Given exercise:
Give the entries back exactly, dropping each image.

Extracted records
---------------
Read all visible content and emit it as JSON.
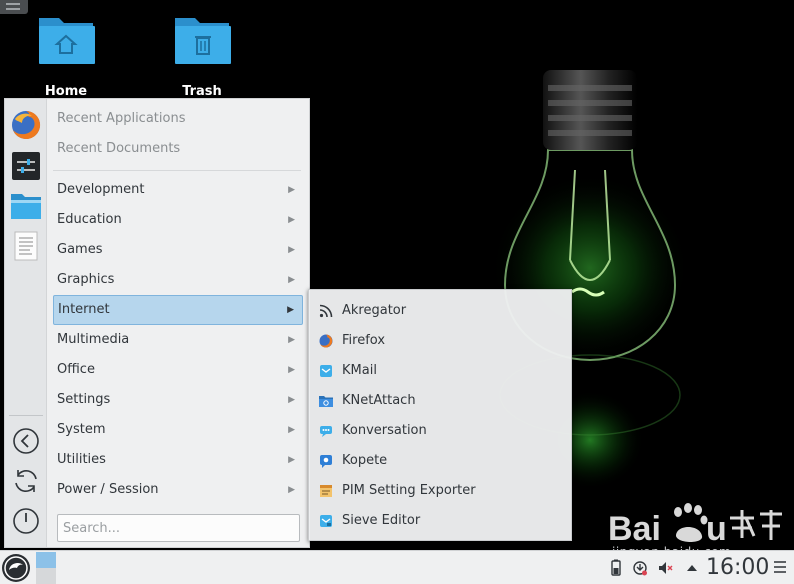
{
  "desktop": {
    "icons": [
      {
        "label": "Home",
        "icon": "home-folder-icon"
      },
      {
        "label": "Trash",
        "icon": "trash-folder-icon"
      }
    ]
  },
  "menu": {
    "sidebar_icons": [
      "firefox-icon",
      "system-settings-icon",
      "file-manager-icon",
      "text-editor-icon",
      "back-icon",
      "refresh-icon",
      "power-icon"
    ],
    "recent": [
      "Recent Applications",
      "Recent Documents"
    ],
    "categories": [
      {
        "label": "Development"
      },
      {
        "label": "Education"
      },
      {
        "label": "Games"
      },
      {
        "label": "Graphics"
      },
      {
        "label": "Internet",
        "active": true
      },
      {
        "label": "Multimedia"
      },
      {
        "label": "Office"
      },
      {
        "label": "Settings"
      },
      {
        "label": "System"
      },
      {
        "label": "Utilities"
      },
      {
        "label": "Power / Session"
      }
    ],
    "search_placeholder": "Search..."
  },
  "submenu": {
    "items": [
      {
        "label": "Akregator",
        "icon": "rss-feed-icon"
      },
      {
        "label": "Firefox",
        "icon": "firefox-icon"
      },
      {
        "label": "KMail",
        "icon": "kmail-icon"
      },
      {
        "label": "KNetAttach",
        "icon": "knetattach-icon"
      },
      {
        "label": "Konversation",
        "icon": "konversation-icon"
      },
      {
        "label": "Kopete",
        "icon": "kopete-icon"
      },
      {
        "label": "PIM Setting Exporter",
        "icon": "pim-exporter-icon"
      },
      {
        "label": "Sieve Editor",
        "icon": "sieve-editor-icon"
      }
    ]
  },
  "watermark": {
    "domain": "jingyan.baidu.com"
  },
  "panel": {
    "clock": "16:00",
    "tray_icons": [
      "battery-icon",
      "updates-icon",
      "volume-muted-icon",
      "expand-tray-icon"
    ]
  },
  "colors": {
    "menu_bg": "#eff0f1",
    "highlight": "#b6d6ed",
    "folder_blue": "#3daee9"
  }
}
---------------
Completed task:
Read all visible content and emit it as JSON.
{
  "desktop": {
    "icons": [
      {
        "label": "Home",
        "icon": "home-folder-icon"
      },
      {
        "label": "Trash",
        "icon": "trash-folder-icon"
      }
    ]
  },
  "menu": {
    "sidebar_icons": [
      "firefox-icon",
      "system-settings-icon",
      "file-manager-icon",
      "text-editor-icon",
      "back-icon",
      "refresh-icon",
      "power-icon"
    ],
    "recent": [
      "Recent Applications",
      "Recent Documents"
    ],
    "categories": [
      {
        "label": "Development"
      },
      {
        "label": "Education"
      },
      {
        "label": "Games"
      },
      {
        "label": "Graphics"
      },
      {
        "label": "Internet",
        "active": true
      },
      {
        "label": "Multimedia"
      },
      {
        "label": "Office"
      },
      {
        "label": "Settings"
      },
      {
        "label": "System"
      },
      {
        "label": "Utilities"
      },
      {
        "label": "Power / Session"
      }
    ],
    "search_placeholder": "Search..."
  },
  "submenu": {
    "items": [
      {
        "label": "Akregator",
        "icon": "rss-feed-icon"
      },
      {
        "label": "Firefox",
        "icon": "firefox-icon"
      },
      {
        "label": "KMail",
        "icon": "kmail-icon"
      },
      {
        "label": "KNetAttach",
        "icon": "knetattach-icon"
      },
      {
        "label": "Konversation",
        "icon": "konversation-icon"
      },
      {
        "label": "Kopete",
        "icon": "kopete-icon"
      },
      {
        "label": "PIM Setting Exporter",
        "icon": "pim-exporter-icon"
      },
      {
        "label": "Sieve Editor",
        "icon": "sieve-editor-icon"
      }
    ]
  },
  "watermark": {
    "domain": "jingyan.baidu.com"
  },
  "panel": {
    "clock": "16:00",
    "tray_icons": [
      "battery-icon",
      "updates-icon",
      "volume-muted-icon",
      "expand-tray-icon"
    ]
  },
  "colors": {
    "menu_bg": "#eff0f1",
    "highlight": "#b6d6ed",
    "folder_blue": "#3daee9"
  }
}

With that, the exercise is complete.